◆ Source text

** START **

Sunday, March 11, 2012

Sunday Essay - language, social change & productivity improvement

In a comment on yesterday's post, Achieving management excellence in a constipated world, Evan wrote:

I think the reason we are stuck is that no one is articulating a vision of a way forward. The current debates have reverted to the old tired battle lines and no one is offering an alternative.

I am not so sure about vision, although I have argued that way myself. Thinking about it, the biggest problem in so much national debate in this country at least lies in our failure to articulate the why. Why should we improve productivity? Why should we raise education standards as defined by a narrow set of test results? To quote an old phrase, what's it all for?

If you look at the national policy discourse, you will see that it's generally set within very narrow frames. The idea of competition, of improving or at least maintaining positions relative to others, dominates. We need to improve educational standards as defined because we are falling behind certain countries. We need to improve productivity to increase or at least maintain living standards in the face of global competition. Industries suffering from the high Australian dollar need to innovate to survive.

To many Australians, these arguments seem sterile.

To the growing number of Australians living in insecurity, the language actually seems threatening. Will I be a victim of the next round of cuts?  Am I going to have to work harder just to survive? Is my enjoyment in work going to be further eroded? Then, too, a growing number of Australians have actually rejected the very premises on which the language is based.

** END **

◆ Dataset rows
** START **

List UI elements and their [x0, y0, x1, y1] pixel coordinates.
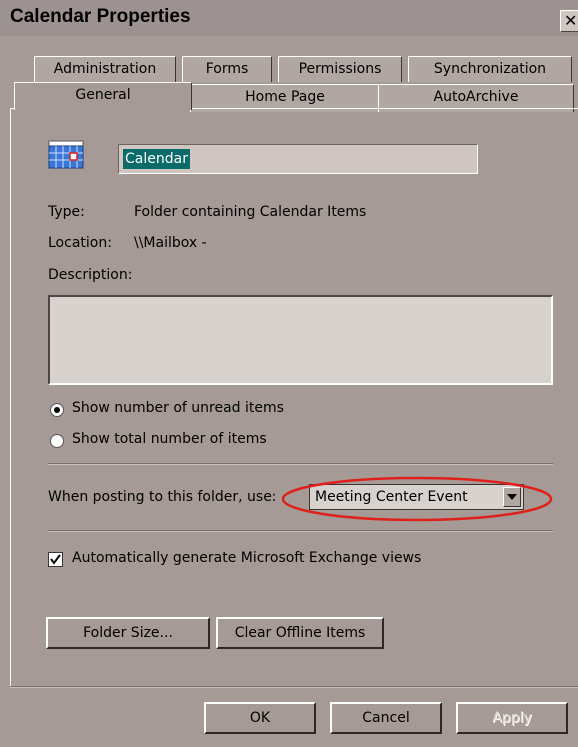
- tab-administration[interactable]: Administration: [34, 56, 176, 82]
- title-bar[interactable]: Calendar Properties ✕: [0, 0, 578, 36]
- tab-permissions[interactable]: Permissions: [278, 56, 402, 82]
- ok-button[interactable]: OK: [204, 702, 316, 734]
- posting-form-value: Meeting Center Event: [315, 489, 468, 505]
- radio-selected-dot: [54, 407, 60, 413]
- posting-form-dropdown[interactable]: Meeting Center Event: [309, 484, 524, 510]
- tab-label: Forms: [205, 61, 249, 77]
- location-value: \\Mailbox -: [134, 235, 207, 251]
- tab-label: General: [75, 87, 131, 103]
- tab-label: Permissions: [298, 61, 382, 77]
- clear-offline-button[interactable]: Clear Offline Items: [216, 617, 384, 649]
- type-value: Folder containing Calendar Items: [134, 204, 367, 220]
- close-button[interactable]: ✕: [560, 10, 578, 32]
- cancel-button[interactable]: Cancel: [330, 702, 442, 734]
- general-panel: [10, 108, 578, 688]
- type-label: Type:: [48, 204, 85, 220]
- description-label: Description:: [48, 267, 133, 283]
- tab-general[interactable]: General: [14, 82, 192, 110]
- dropdown-arrow-button[interactable]: [503, 487, 521, 507]
- folder-size-button[interactable]: Folder Size...: [46, 617, 210, 649]
- folder-name-value: Calendar: [123, 149, 190, 169]
- footer-separator: [10, 686, 578, 688]
- show-unread-radio[interactable]: [50, 403, 64, 417]
- button-label: Cancel: [362, 710, 410, 726]
- separator: [48, 530, 553, 532]
- tab-synchronization[interactable]: Synchronization: [408, 56, 572, 82]
- auto-views-label: Automatically generate Microsoft Exchang…: [72, 550, 422, 566]
- close-icon: ✕: [564, 11, 578, 30]
- checkmark-icon: [50, 554, 61, 565]
- folder-name-field[interactable]: Calendar: [118, 144, 478, 174]
- description-field[interactable]: [48, 295, 553, 385]
- calendar-icon: [48, 140, 84, 170]
- window-title: Calendar Properties: [10, 6, 191, 27]
- chevron-down-icon: [507, 494, 517, 500]
- separator: [48, 463, 553, 465]
- button-label: OK: [249, 710, 271, 726]
- button-label: Apply: [492, 710, 532, 726]
- location-label: Location:: [48, 235, 112, 251]
- apply-button[interactable]: Apply: [456, 702, 568, 734]
- tab-label: Home Page: [245, 89, 325, 105]
- tab-label: Administration: [53, 61, 157, 77]
- button-label: Clear Offline Items: [234, 625, 366, 641]
- tab-forms[interactable]: Forms: [182, 56, 272, 82]
- show-total-radio[interactable]: [50, 434, 64, 448]
- posting-label: When posting to this folder, use:: [48, 489, 277, 505]
- tab-label: Synchronization: [433, 61, 547, 77]
- tab-label: AutoArchive: [433, 89, 519, 105]
- show-total-label: Show total number of items: [72, 431, 267, 447]
- show-unread-label: Show number of unread items: [72, 400, 284, 416]
- button-label: Folder Size...: [83, 625, 173, 641]
- auto-views-checkbox[interactable]: [48, 552, 63, 567]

** END **

◆ Required work
- A) In the essay on language and productivity, what does the author say is the biggest problem in so much national debate?
- B) Go on with the essay on language, social change and productivity improvement, starting after its final sentence.

◆ Task answers
- A) The failure to articulate the why.

- B)
Over on Regional Living Australia, my now sadly neglected life style blog, I traced many of the social and cultural changes that had been taking place. Movements such as slow food, localism, sea and tree change, life style downsizing to take just a few examples, have been working their slow way below the surface.

In some of my professional writing on Managing the Professional Services Firm, I looked at the impact of social and cultural change on firm operations. Why were young lawyers rejecting the concept of partnership? How did firms manage the increasing feminisation of the professions?  Why was chronic depression so pronounced among the professions?

These thing are all part of an overall pattern of change that has created a growing gap between the language of policy and politics and the changing realities of Australian life. Concepts such as efficiency and effectiveness don't cut the mustard any more.

In all the discussion on Australian universities, on competition and choice, the language of managerialism cannot disguise the fact that a growing number of staff and alumni really mourn the increasing loss of those things that they loved about academic life and indeed the institutions themselves. What's the point of all the changes if you have to lose the very things that you valued?

I happen to believe that improved productivity is critical to Australia's future, although it will be clear from yesterday's post that I reject the narrow definition of productivity improvement based on cost cutting. Why do I believe in productivity improvement? It all comes back to the ability to make choices.

We would all agree, I think, that there are many thing about Australia and Australian life that could be improved. We would also all agree that Australians should be able to make life style choices, that the freedom to choose is integral to the Australia we would like to see.

Improved productivity is not an end in itself, but a means to an end. It allows us to do new things, to make choices and, most importantly, it provides a degree of security in an insecure world.

The narrow debate on productivity improvement with its focus on competition and the maintenance of relativities conceals those facts. Worse, the narrow definition of productivity improvement in terms of the impact on a limited range of measurable statistical indicators twists the debate. Productivity as measured may improve, yet many if not most Australians may feel worse off.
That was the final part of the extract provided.